:: Aim of the task ::
Repeat every entry word for word, but leave the images out of your copy.

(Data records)
----------
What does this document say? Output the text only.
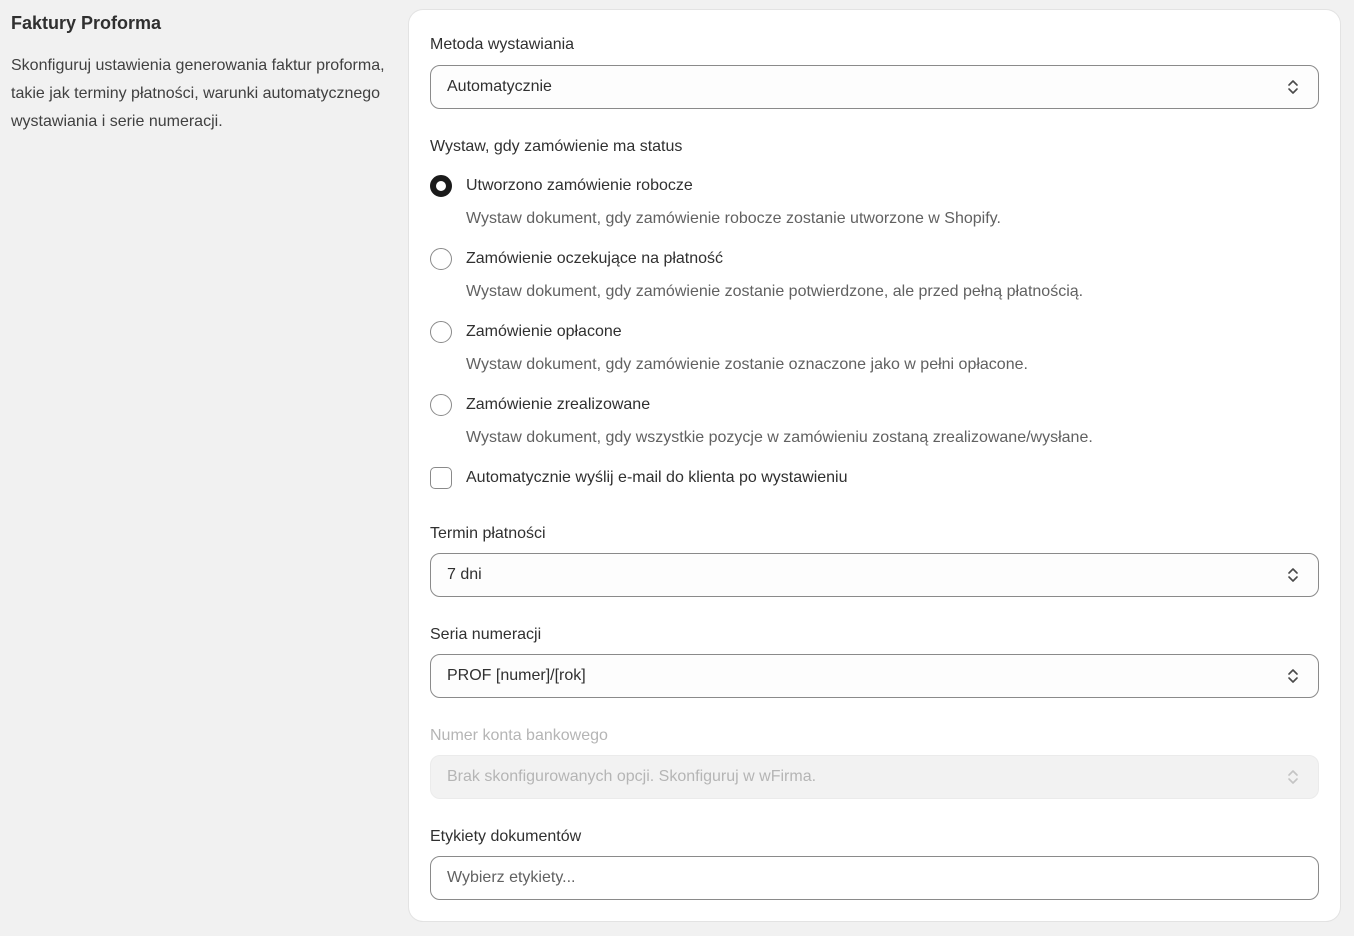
Faktury Proforma

Skonfiguruj ustawienia generowania faktur proforma, takie jak terminy płatności, warunki automatycznego wystawiania i serie numeracji.

Metoda wystawiania
Automatycznie
Wystaw, gdy zamówienie ma status
Utworzono zamówienie robocze
Wystaw dokument, gdy zamówienie robocze zostanie utworzone w Shopify.
Zamówienie oczekujące na płatność
Wystaw dokument, gdy zamówienie zostanie potwierdzone, ale przed pełną płatnością.
Zamówienie opłacone
Wystaw dokument, gdy zamówienie zostanie oznaczone jako w pełni opłacone.
Zamówienie zrealizowane
Wystaw dokument, gdy wszystkie pozycje w zamówieniu zostaną zrealizowane/wysłane.
Automatycznie wyślij e-mail do klienta po wystawieniu
Termin płatności
7 dni
Seria numeracji
PROF [numer]/[rok]
Numer konta bankowego
Brak skonfigurowanych opcji. Skonfiguruj w wFirma.
Etykiety dokumentów
Wybierz etykiety...
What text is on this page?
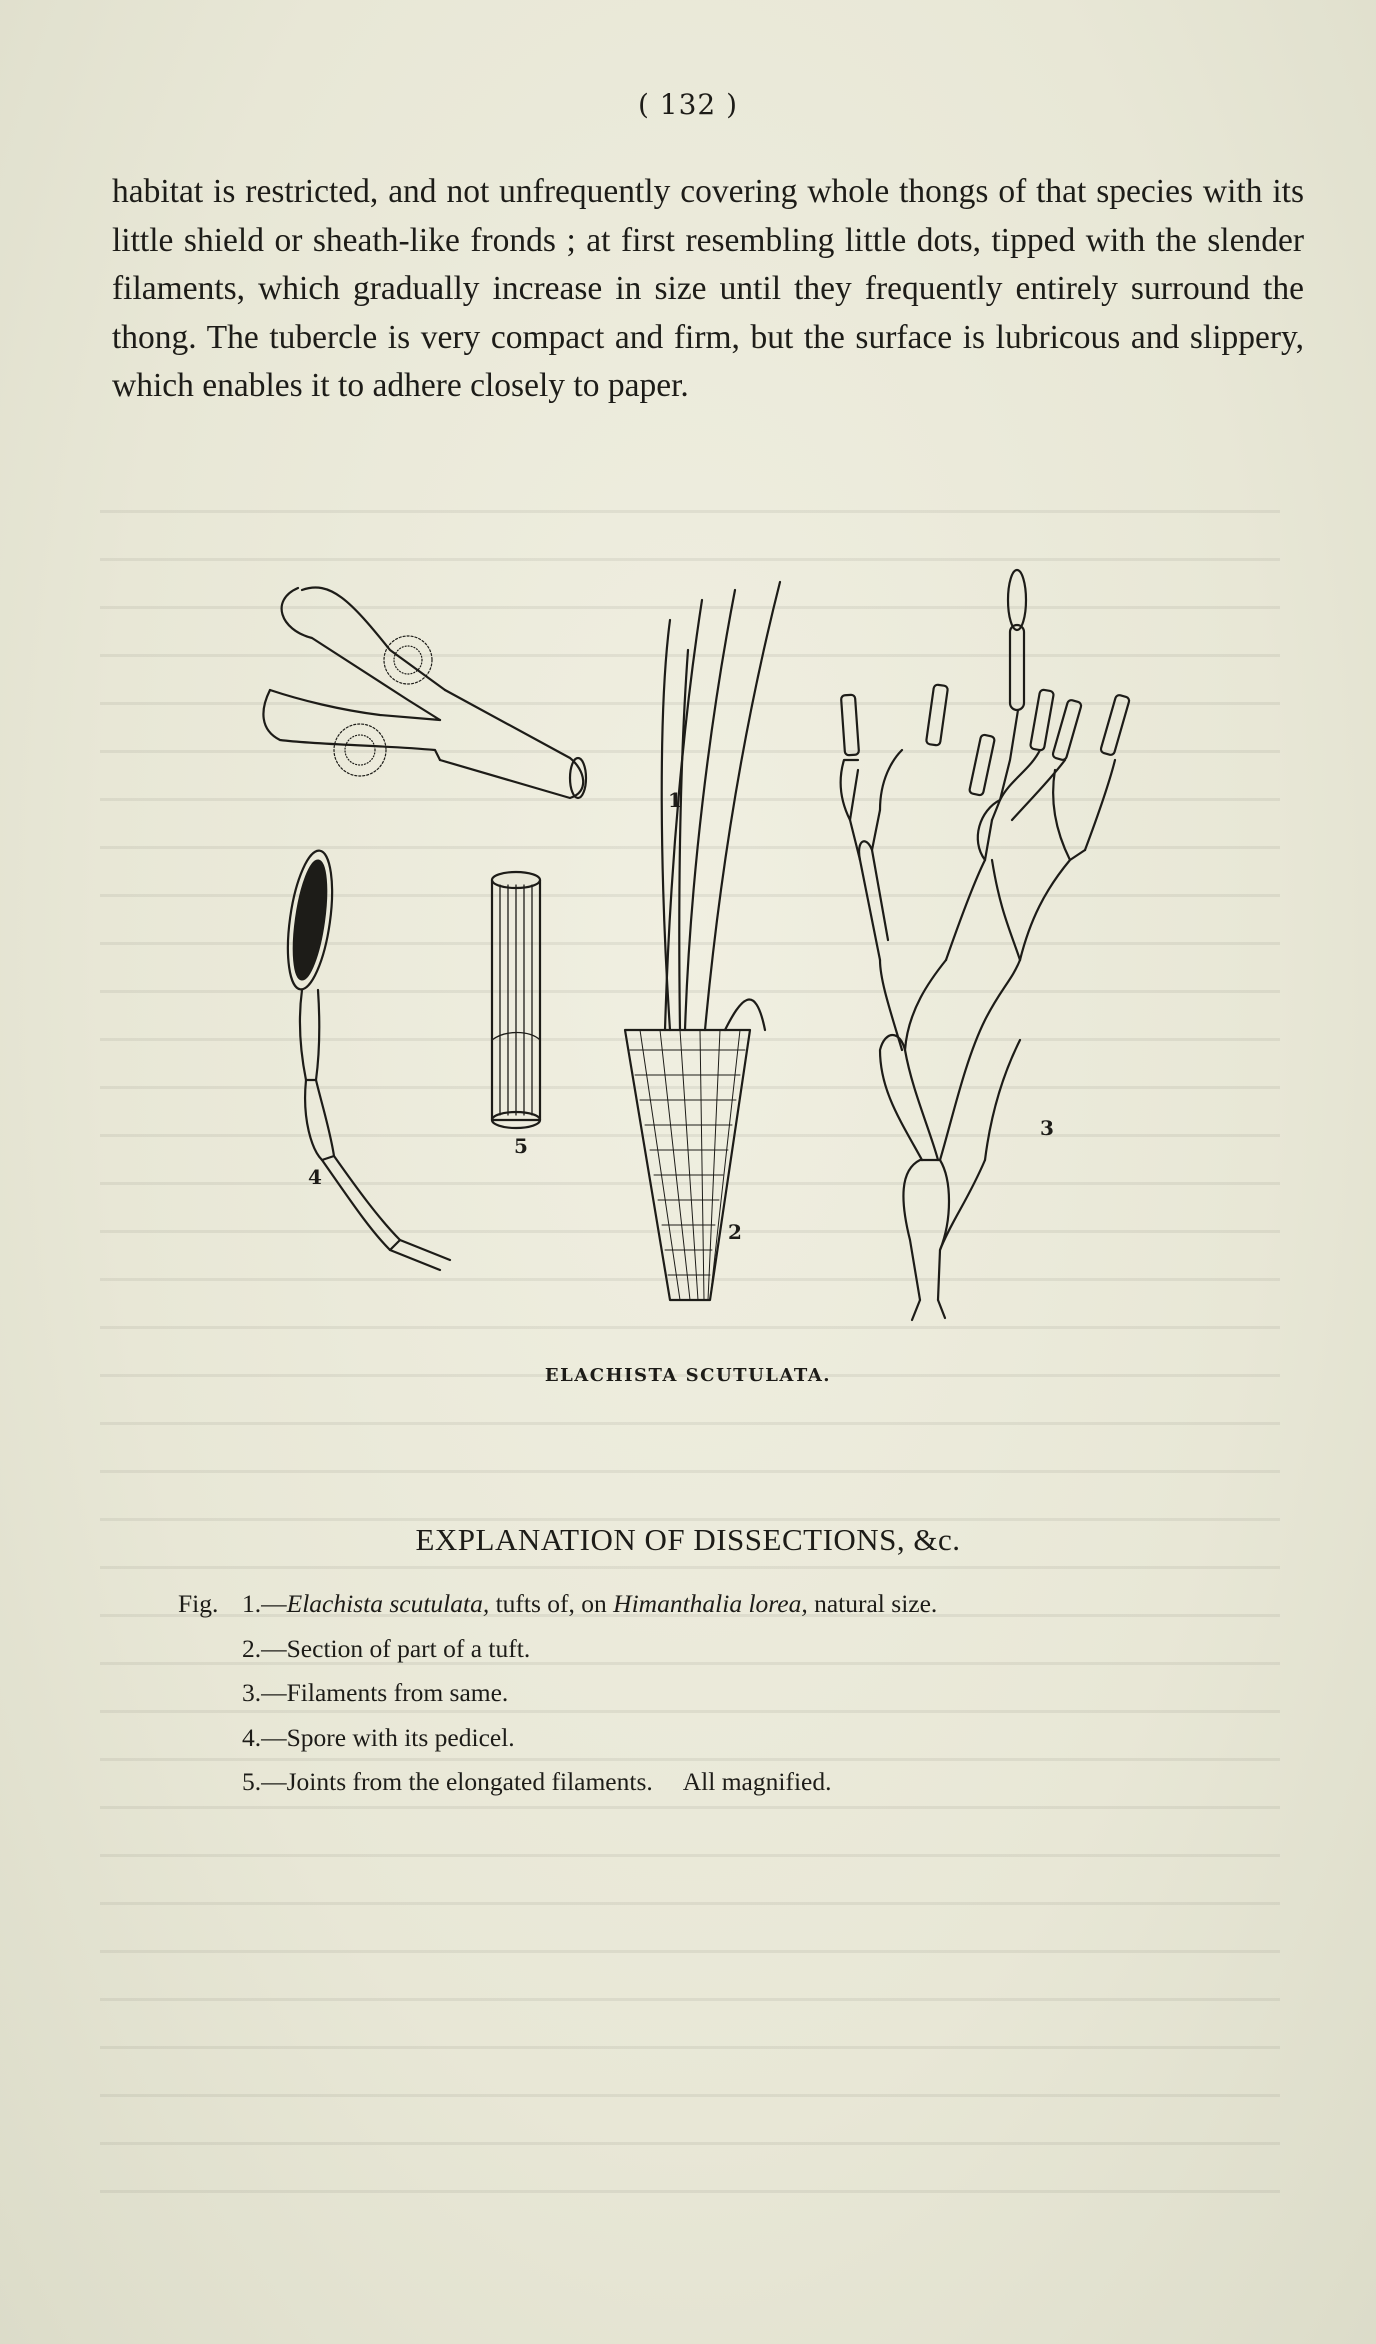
( 132 )
habitat is restricted, and not unfrequently covering whole thongs of that species with its little shield or sheath-like fronds ; at first resembling little dots, tipped with the slender filaments, which gradually increase in size until they frequently entirely surround the thong. The tubercle is very compact and firm, but the surface is lubricous and slippery, which enables it to adhere closely to paper.
1
2
3
4
5
ELACHISTA SCUTULATA.
EXPLANATION OF DISSECTIONS, &c.
Fig. 1.—Elachista scutulata, tufts of, on Himanthalia lorea, natural size.
2.—Section of part of a tuft.
3.—Filaments from same.
4.—Spore with its pedicel.
5.—Joints from the elongated filaments. All magnified.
----------
:: Worked answer ::
What does this document say? Output the text only.
Faktury Proforma

Skonfiguruj ustawienia generowania faktur proforma, takie jak terminy płatności, warunki automatycznego wystawiania i serie numeracji.

Metoda wystawiania
Automatycznie
Wystaw, gdy zamówienie ma status
Utworzono zamówienie robocze
Wystaw dokument, gdy zamówienie robocze zostanie utworzone w Shopify.
Zamówienie oczekujące na płatność
Wystaw dokument, gdy zamówienie zostanie potwierdzone, ale przed pełną płatnością.
Zamówienie opłacone
Wystaw dokument, gdy zamówienie zostanie oznaczone jako w pełni opłacone.
Zamówienie zrealizowane
Wystaw dokument, gdy wszystkie pozycje w zamówieniu zostaną zrealizowane/wysłane.
Automatycznie wyślij e-mail do klienta po wystawieniu
Termin płatności
7 dni
Seria numeracji
PROF [numer]/[rok]
Numer konta bankowego
Brak skonfigurowanych opcji. Skonfiguruj w wFirma.
Etykiety dokumentów
Wybierz etykiety...
What text is on this page?
( 132 )
habitat is restricted, and not unfrequently covering whole thongs of that species with its little shield or sheath-like fronds ; at first resembling little dots, tipped with the slender filaments, which gradually increase in size until they frequently entirely surround the thong. The tubercle is very compact and firm, but the surface is lubricous and slippery, which enables it to adhere closely to paper.
1
2
3
4
5
ELACHISTA SCUTULATA.
EXPLANATION OF DISSECTIONS, &c.
Fig. 1.—Elachista scutulata, tufts of, on Himanthalia lorea, natural size.
2.—Section of part of a tuft.
3.—Filaments from same.
4.—Spore with its pedicel.
5.—Joints from the elongated filaments. All magnified.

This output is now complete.